Aim of the task:
Copy the full set of lines exactly as given.
─── Excerpted records ───
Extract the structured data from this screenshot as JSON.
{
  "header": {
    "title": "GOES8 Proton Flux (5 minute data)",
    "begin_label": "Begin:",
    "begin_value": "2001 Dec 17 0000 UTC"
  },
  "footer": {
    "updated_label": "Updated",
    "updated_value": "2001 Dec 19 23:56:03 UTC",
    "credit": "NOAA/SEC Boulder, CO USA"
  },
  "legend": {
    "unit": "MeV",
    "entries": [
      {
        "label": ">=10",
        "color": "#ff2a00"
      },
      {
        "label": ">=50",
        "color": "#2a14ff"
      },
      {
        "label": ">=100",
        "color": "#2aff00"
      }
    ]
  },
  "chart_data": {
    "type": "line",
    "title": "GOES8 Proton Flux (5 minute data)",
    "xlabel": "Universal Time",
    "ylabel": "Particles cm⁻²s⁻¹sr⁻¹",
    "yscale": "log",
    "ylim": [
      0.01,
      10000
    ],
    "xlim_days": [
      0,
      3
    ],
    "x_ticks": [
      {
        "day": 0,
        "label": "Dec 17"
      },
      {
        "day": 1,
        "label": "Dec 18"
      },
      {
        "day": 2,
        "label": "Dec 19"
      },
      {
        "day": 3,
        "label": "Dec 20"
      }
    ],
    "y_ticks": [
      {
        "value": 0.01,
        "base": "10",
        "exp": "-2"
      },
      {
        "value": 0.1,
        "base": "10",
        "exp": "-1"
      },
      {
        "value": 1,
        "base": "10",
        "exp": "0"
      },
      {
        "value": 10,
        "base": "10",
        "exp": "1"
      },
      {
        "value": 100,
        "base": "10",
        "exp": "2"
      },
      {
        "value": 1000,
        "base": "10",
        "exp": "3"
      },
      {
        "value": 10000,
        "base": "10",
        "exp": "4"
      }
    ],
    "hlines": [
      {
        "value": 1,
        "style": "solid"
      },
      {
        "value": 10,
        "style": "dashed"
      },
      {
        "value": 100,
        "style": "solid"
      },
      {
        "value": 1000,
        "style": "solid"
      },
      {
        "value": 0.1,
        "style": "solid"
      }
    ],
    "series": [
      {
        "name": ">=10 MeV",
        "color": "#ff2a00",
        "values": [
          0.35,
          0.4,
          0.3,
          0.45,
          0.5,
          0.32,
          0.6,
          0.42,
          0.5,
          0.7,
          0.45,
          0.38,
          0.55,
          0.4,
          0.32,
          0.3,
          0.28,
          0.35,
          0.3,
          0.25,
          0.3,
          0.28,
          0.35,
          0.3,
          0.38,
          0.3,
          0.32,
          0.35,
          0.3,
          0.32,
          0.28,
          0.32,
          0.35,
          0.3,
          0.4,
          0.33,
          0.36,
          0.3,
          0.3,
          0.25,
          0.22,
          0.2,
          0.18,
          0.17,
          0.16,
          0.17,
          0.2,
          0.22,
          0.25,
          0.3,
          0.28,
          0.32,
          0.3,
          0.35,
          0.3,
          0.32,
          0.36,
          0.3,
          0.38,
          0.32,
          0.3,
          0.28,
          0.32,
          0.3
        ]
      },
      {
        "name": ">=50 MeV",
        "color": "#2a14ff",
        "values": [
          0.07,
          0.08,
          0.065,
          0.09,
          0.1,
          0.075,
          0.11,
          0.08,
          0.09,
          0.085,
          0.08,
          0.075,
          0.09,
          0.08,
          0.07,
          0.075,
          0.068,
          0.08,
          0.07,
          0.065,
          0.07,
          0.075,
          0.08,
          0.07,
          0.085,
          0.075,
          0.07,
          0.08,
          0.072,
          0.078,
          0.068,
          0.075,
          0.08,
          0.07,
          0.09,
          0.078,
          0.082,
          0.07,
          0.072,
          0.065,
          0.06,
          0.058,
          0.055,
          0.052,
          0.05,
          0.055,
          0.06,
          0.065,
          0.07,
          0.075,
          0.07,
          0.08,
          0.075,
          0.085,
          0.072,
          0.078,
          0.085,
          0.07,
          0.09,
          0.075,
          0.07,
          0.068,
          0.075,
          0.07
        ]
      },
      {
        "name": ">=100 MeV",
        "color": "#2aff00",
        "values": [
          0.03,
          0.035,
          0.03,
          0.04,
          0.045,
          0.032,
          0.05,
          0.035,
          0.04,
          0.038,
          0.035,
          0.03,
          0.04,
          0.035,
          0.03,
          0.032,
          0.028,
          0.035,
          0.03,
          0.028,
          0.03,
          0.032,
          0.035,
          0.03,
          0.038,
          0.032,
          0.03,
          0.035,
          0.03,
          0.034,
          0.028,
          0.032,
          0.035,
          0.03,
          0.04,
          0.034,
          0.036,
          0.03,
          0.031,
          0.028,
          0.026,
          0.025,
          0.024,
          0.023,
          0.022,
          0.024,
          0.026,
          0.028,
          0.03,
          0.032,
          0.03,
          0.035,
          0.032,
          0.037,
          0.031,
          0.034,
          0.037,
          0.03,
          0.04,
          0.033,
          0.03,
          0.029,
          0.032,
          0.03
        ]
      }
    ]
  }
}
───
Answer for this exercise:
Extract the structured data from this screenshot as JSON.
{
  "header": {
    "title": "GOES8 Proton Flux (5 minute data)",
    "begin_label": "Begin:",
    "begin_value": "2001 Dec 17 0000 UTC"
  },
  "footer": {
    "updated_label": "Updated",
    "updated_value": "2001 Dec 19 23:56:03 UTC",
    "credit": "NOAA/SEC Boulder, CO USA"
  },
  "legend": {
    "unit": "MeV",
    "entries": [
      {
        "label": ">=10",
        "color": "#ff2a00"
      },
      {
        "label": ">=50",
        "color": "#2a14ff"
      },
      {
        "label": ">=100",
        "color": "#2aff00"
      }
    ]
  },
  "chart_data": {
    "type": "line",
    "title": "GOES8 Proton Flux (5 minute data)",
    "xlabel": "Universal Time",
    "ylabel": "Particles cm⁻²s⁻¹sr⁻¹",
    "yscale": "log",
    "ylim": [
      0.01,
      10000
    ],
    "xlim_days": [
      0,
      3
    ],
    "x_ticks": [
      {
        "day": 0,
        "label": "Dec 17"
      },
      {
        "day": 1,
        "label": "Dec 18"
      },
      {
        "day": 2,
        "label": "Dec 19"
      },
      {
        "day": 3,
        "label": "Dec 20"
      }
    ],
    "y_ticks": [
      {
        "value": 0.01,
        "base": "10",
        "exp": "-2"
      },
      {
        "value": 0.1,
        "base": "10",
        "exp": "-1"
      },
      {
        "value": 1,
        "base": "10",
        "exp": "0"
      },
      {
        "value": 10,
        "base": "10",
        "exp": "1"
      },
      {
        "value": 100,
        "base": "10",
        "exp": "2"
      },
      {
        "value": 1000,
        "base": "10",
        "exp": "3"
      },
      {
        "value": 10000,
        "base": "10",
        "exp": "4"
      }
    ],
    "hlines": [
      {
        "value": 1,
        "style": "solid"
      },
      {
        "value": 10,
        "style": "dashed"
      },
      {
        "value": 100,
        "style": "solid"
      },
      {
        "value": 1000,
        "style": "solid"
      },
      {
        "value": 0.1,
        "style": "solid"
      }
    ],
    "series": [
      {
        "name": ">=10 MeV",
        "color": "#ff2a00",
        "values": [
          0.35,
          0.4,
          0.3,
          0.45,
          0.5,
          0.32,
          0.6,
          0.42,
          0.5,
          0.7,
          0.45,
          0.38,
          0.55,
          0.4,
          0.32,
          0.3,
          0.28,
          0.35,
          0.3,
          0.25,
          0.3,
          0.28,
          0.35,
          0.3,
          0.38,
          0.3,
          0.32,
          0.35,
          0.3,
          0.32,
          0.28,
          0.32,
          0.35,
          0.3,
          0.4,
          0.33,
          0.36,
          0.3,
          0.3,
          0.25,
          0.22,
          0.2,
          0.18,
          0.17,
          0.16,
          0.17,
          0.2,
          0.22,
          0.25,
          0.3,
          0.28,
          0.32,
          0.3,
          0.35,
          0.3,
          0.32,
          0.36,
          0.3,
          0.38,
          0.32,
          0.3,
          0.28,
          0.32,
          0.3
        ]
      },
      {
        "name": ">=50 MeV",
        "color": "#2a14ff",
        "values": [
          0.07,
          0.08,
          0.065,
          0.09,
          0.1,
          0.075,
          0.11,
          0.08,
          0.09,
          0.085,
          0.08,
          0.075,
          0.09,
          0.08,
          0.07,
          0.075,
          0.068,
          0.08,
          0.07,
          0.065,
          0.07,
          0.075,
          0.08,
          0.07,
          0.085,
          0.075,
          0.07,
          0.08,
          0.072,
          0.078,
          0.068,
          0.075,
          0.08,
          0.07,
          0.09,
          0.078,
          0.082,
          0.07,
          0.072,
          0.065,
          0.06,
          0.058,
          0.055,
          0.052,
          0.05,
          0.055,
          0.06,
          0.065,
          0.07,
          0.075,
          0.07,
          0.08,
          0.075,
          0.085,
          0.072,
          0.078,
          0.085,
          0.07,
          0.09,
          0.075,
          0.07,
          0.068,
          0.075,
          0.07
        ]
      },
      {
        "name": ">=100 MeV",
        "color": "#2aff00",
        "values": [
          0.03,
          0.035,
          0.03,
          0.04,
          0.045,
          0.032,
          0.05,
          0.035,
          0.04,
          0.038,
          0.035,
          0.03,
          0.04,
          0.035,
          0.03,
          0.032,
          0.028,
          0.035,
          0.03,
          0.028,
          0.03,
          0.032,
          0.035,
          0.03,
          0.038,
          0.032,
          0.03,
          0.035,
          0.03,
          0.034,
          0.028,
          0.032,
          0.035,
          0.03,
          0.04,
          0.034,
          0.036,
          0.03,
          0.031,
          0.028,
          0.026,
          0.025,
          0.024,
          0.023,
          0.022,
          0.024,
          0.026,
          0.028,
          0.03,
          0.032,
          0.03,
          0.035,
          0.032,
          0.037,
          0.031,
          0.034,
          0.037,
          0.03,
          0.04,
          0.033,
          0.03,
          0.029,
          0.032,
          0.03
        ]
      }
    ]
  }
}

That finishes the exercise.